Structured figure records
_ _ _ _ _
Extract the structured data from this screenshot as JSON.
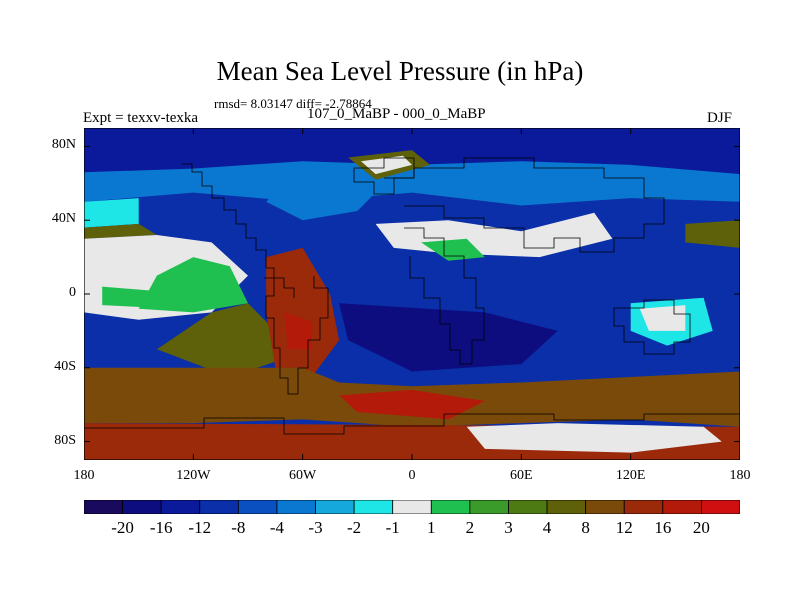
{
  "title": "Mean Sea Level Pressure (in hPa)",
  "stats": "rmsd= 8.03147 diff= -2.78864",
  "left_label": "Expt = texxv-texka",
  "center_label": "107_0_MaBP - 000_0_MaBP",
  "right_label": "DJF",
  "lat_ticks": [
    "80N",
    "40N",
    "0",
    "40S",
    "80S"
  ],
  "lat_values": [
    80,
    40,
    0,
    -40,
    -80
  ],
  "lon_ticks": [
    "180",
    "120W",
    "60W",
    "0",
    "60E",
    "120E",
    "180"
  ],
  "lon_values": [
    -180,
    -120,
    -60,
    0,
    60,
    120,
    180
  ],
  "colorbar": {
    "labels": [
      "-20",
      "-16",
      "-12",
      "-8",
      "-4",
      "-3",
      "-2",
      "-1",
      "1",
      "2",
      "3",
      "4",
      "8",
      "12",
      "16",
      "20"
    ],
    "colors": [
      "#1a0a5e",
      "#0d0d80",
      "#0a1a9a",
      "#0a2fa8",
      "#0a50c0",
      "#0a78d0",
      "#14a8dc",
      "#1ee6e6",
      "#e8e8e8",
      "#20c050",
      "#3a9a2a",
      "#4e7a14",
      "#5e600a",
      "#7a4a0a",
      "#9a2a0a",
      "#b41a0a",
      "#d01010"
    ]
  },
  "map_regions": [
    {
      "level": 2,
      "pts": [
        [
          -180,
          90
        ],
        [
          180,
          90
        ],
        [
          180,
          65
        ],
        [
          120,
          70
        ],
        [
          60,
          72
        ],
        [
          0,
          70
        ],
        [
          -60,
          72
        ],
        [
          -120,
          68
        ],
        [
          -180,
          66
        ]
      ]
    },
    {
      "level": 5,
      "pts": [
        [
          -180,
          66
        ],
        [
          -120,
          68
        ],
        [
          -60,
          72
        ],
        [
          0,
          70
        ],
        [
          60,
          72
        ],
        [
          120,
          70
        ],
        [
          180,
          65
        ],
        [
          180,
          50
        ],
        [
          120,
          52
        ],
        [
          60,
          48
        ],
        [
          0,
          55
        ],
        [
          -60,
          50
        ],
        [
          -120,
          55
        ],
        [
          -180,
          50
        ]
      ]
    },
    {
      "level": 7,
      "pts": [
        [
          -180,
          50
        ],
        [
          -150,
          52
        ],
        [
          -150,
          38
        ],
        [
          -180,
          36
        ]
      ]
    },
    {
      "level": 12,
      "pts": [
        [
          -180,
          36
        ],
        [
          -150,
          38
        ],
        [
          -140,
          32
        ],
        [
          -180,
          30
        ]
      ]
    },
    {
      "level": 8,
      "pts": [
        [
          -180,
          30
        ],
        [
          -140,
          32
        ],
        [
          -110,
          28
        ],
        [
          -90,
          10
        ],
        [
          -110,
          -10
        ],
        [
          -150,
          -14
        ],
        [
          -180,
          -10
        ]
      ]
    },
    {
      "level": 9,
      "pts": [
        [
          -120,
          20
        ],
        [
          -100,
          15
        ],
        [
          -90,
          -5
        ],
        [
          -120,
          -10
        ],
        [
          -150,
          -8
        ],
        [
          -140,
          10
        ]
      ]
    },
    {
      "level": 12,
      "pts": [
        [
          -110,
          -10
        ],
        [
          -90,
          -5
        ],
        [
          -75,
          -20
        ],
        [
          -70,
          -35
        ],
        [
          -100,
          -45
        ],
        [
          -140,
          -30
        ]
      ]
    },
    {
      "level": 14,
      "pts": [
        [
          -80,
          20
        ],
        [
          -60,
          25
        ],
        [
          -45,
          0
        ],
        [
          -40,
          -25
        ],
        [
          -55,
          -45
        ],
        [
          -75,
          -40
        ],
        [
          -80,
          -10
        ]
      ]
    },
    {
      "level": 15,
      "pts": [
        [
          -70,
          -10
        ],
        [
          -55,
          -15
        ],
        [
          -55,
          -30
        ],
        [
          -68,
          -30
        ]
      ]
    },
    {
      "level": 13,
      "pts": [
        [
          -180,
          -40
        ],
        [
          -60,
          -40
        ],
        [
          -40,
          -48
        ],
        [
          0,
          -50
        ],
        [
          60,
          -48
        ],
        [
          120,
          -45
        ],
        [
          180,
          -42
        ],
        [
          180,
          -72
        ],
        [
          120,
          -68
        ],
        [
          60,
          -70
        ],
        [
          0,
          -72
        ],
        [
          -60,
          -68
        ],
        [
          -120,
          -70
        ],
        [
          -180,
          -70
        ]
      ]
    },
    {
      "level": 15,
      "pts": [
        [
          -40,
          -55
        ],
        [
          0,
          -52
        ],
        [
          40,
          -58
        ],
        [
          20,
          -68
        ],
        [
          -30,
          -64
        ]
      ]
    },
    {
      "level": 14,
      "pts": [
        [
          -180,
          -70
        ],
        [
          180,
          -72
        ],
        [
          180,
          -90
        ],
        [
          -180,
          -90
        ]
      ]
    },
    {
      "level": 8,
      "pts": [
        [
          30,
          -72
        ],
        [
          80,
          -70
        ],
        [
          160,
          -72
        ],
        [
          170,
          -80
        ],
        [
          120,
          -86
        ],
        [
          40,
          -84
        ]
      ]
    },
    {
      "level": 3,
      "pts": [
        [
          -45,
          30
        ],
        [
          0,
          20
        ],
        [
          60,
          15
        ],
        [
          120,
          30
        ],
        [
          180,
          20
        ],
        [
          180,
          -40
        ],
        [
          120,
          -42
        ],
        [
          60,
          -46
        ],
        [
          0,
          -48
        ],
        [
          -40,
          -44
        ],
        [
          -35,
          -20
        ],
        [
          -40,
          10
        ]
      ]
    },
    {
      "level": 1,
      "pts": [
        [
          -40,
          -5
        ],
        [
          40,
          -10
        ],
        [
          80,
          -20
        ],
        [
          60,
          -38
        ],
        [
          0,
          -42
        ],
        [
          -35,
          -25
        ]
      ]
    },
    {
      "level": 5,
      "pts": [
        [
          -60,
          70
        ],
        [
          -40,
          65
        ],
        [
          -20,
          55
        ],
        [
          -30,
          45
        ],
        [
          -60,
          40
        ],
        [
          -80,
          50
        ]
      ]
    },
    {
      "level": 8,
      "pts": [
        [
          -20,
          38
        ],
        [
          20,
          40
        ],
        [
          60,
          34
        ],
        [
          100,
          44
        ],
        [
          110,
          30
        ],
        [
          70,
          20
        ],
        [
          20,
          22
        ],
        [
          -10,
          25
        ]
      ]
    },
    {
      "level": 9,
      "pts": [
        [
          5,
          28
        ],
        [
          30,
          30
        ],
        [
          40,
          20
        ],
        [
          20,
          18
        ]
      ]
    },
    {
      "level": 7,
      "pts": [
        [
          120,
          -5
        ],
        [
          160,
          -2
        ],
        [
          165,
          -20
        ],
        [
          140,
          -28
        ],
        [
          120,
          -20
        ]
      ]
    },
    {
      "level": 8,
      "pts": [
        [
          125,
          -8
        ],
        [
          150,
          -6
        ],
        [
          150,
          -20
        ],
        [
          130,
          -20
        ]
      ]
    },
    {
      "level": 12,
      "pts": [
        [
          -35,
          74
        ],
        [
          0,
          78
        ],
        [
          10,
          70
        ],
        [
          -20,
          62
        ]
      ]
    },
    {
      "level": 8,
      "pts": [
        [
          -28,
          72
        ],
        [
          -5,
          75
        ],
        [
          0,
          70
        ],
        [
          -20,
          65
        ]
      ]
    },
    {
      "level": 12,
      "pts": [
        [
          150,
          38
        ],
        [
          180,
          40
        ],
        [
          180,
          25
        ],
        [
          150,
          28
        ]
      ]
    },
    {
      "level": 9,
      "pts": [
        [
          -170,
          4
        ],
        [
          -120,
          0
        ],
        [
          -130,
          -8
        ],
        [
          -170,
          -6
        ]
      ]
    }
  ]
}
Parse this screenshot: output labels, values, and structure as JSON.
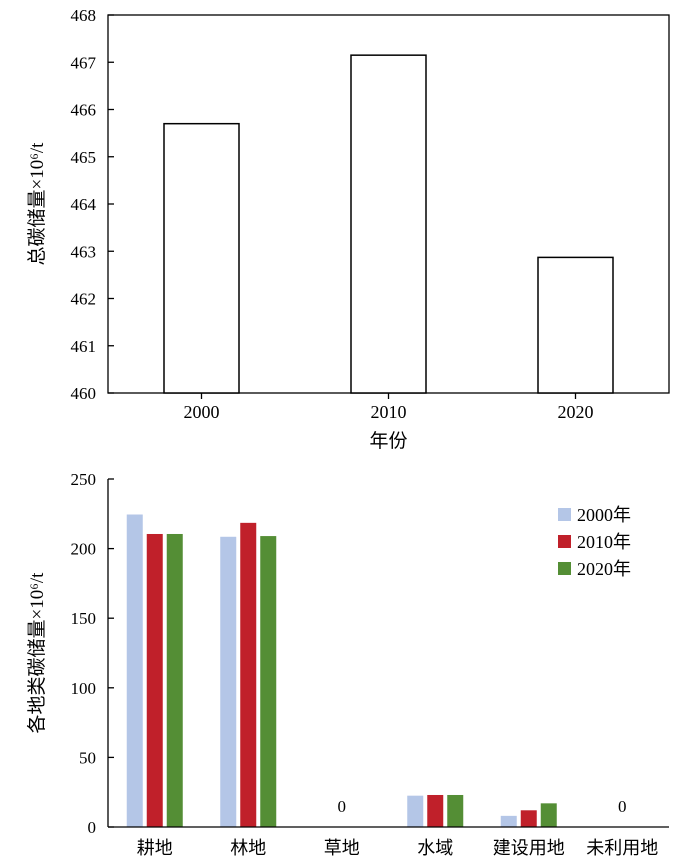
{
  "chart_data": [
    {
      "type": "bar",
      "categories": [
        "2000",
        "2010",
        "2020"
      ],
      "values": [
        465.7,
        467.15,
        462.87
      ],
      "xlabel": "年份",
      "ylabel": "总碳储量×10⁶/t",
      "ylim": [
        460,
        468
      ],
      "yticks": [
        460,
        461,
        462,
        463,
        464,
        465,
        466,
        467,
        468
      ],
      "bar_fill": "#ffffff",
      "bar_stroke": "#000000",
      "grid": false
    },
    {
      "type": "bar",
      "categories": [
        "耕地",
        "林地",
        "草地",
        "水域",
        "建设用地",
        "未利用地"
      ],
      "series": [
        {
          "name": "2000年",
          "color": "#b4c6e7",
          "values": [
            224.5,
            208.5,
            0,
            22.5,
            8,
            0
          ]
        },
        {
          "name": "2010年",
          "color": "#c0202a",
          "values": [
            210.5,
            218.5,
            0,
            23,
            12,
            0
          ]
        },
        {
          "name": "2020年",
          "color": "#548e35",
          "values": [
            210.5,
            209,
            0,
            23,
            17,
            0
          ]
        }
      ],
      "zero_labels": [
        {
          "category": "草地",
          "text": "0"
        },
        {
          "category": "未利用地",
          "text": "0"
        }
      ],
      "xlabel": "",
      "ylabel": "各地类碳储量×10⁶/t",
      "ylim": [
        0,
        250
      ],
      "yticks": [
        0,
        50,
        100,
        150,
        200,
        250
      ],
      "legend_position": "top-right",
      "grid": false
    }
  ]
}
_ _ _ _ _
For the material, find the number of lines holding the word "this" and give that figure and nothing more.

2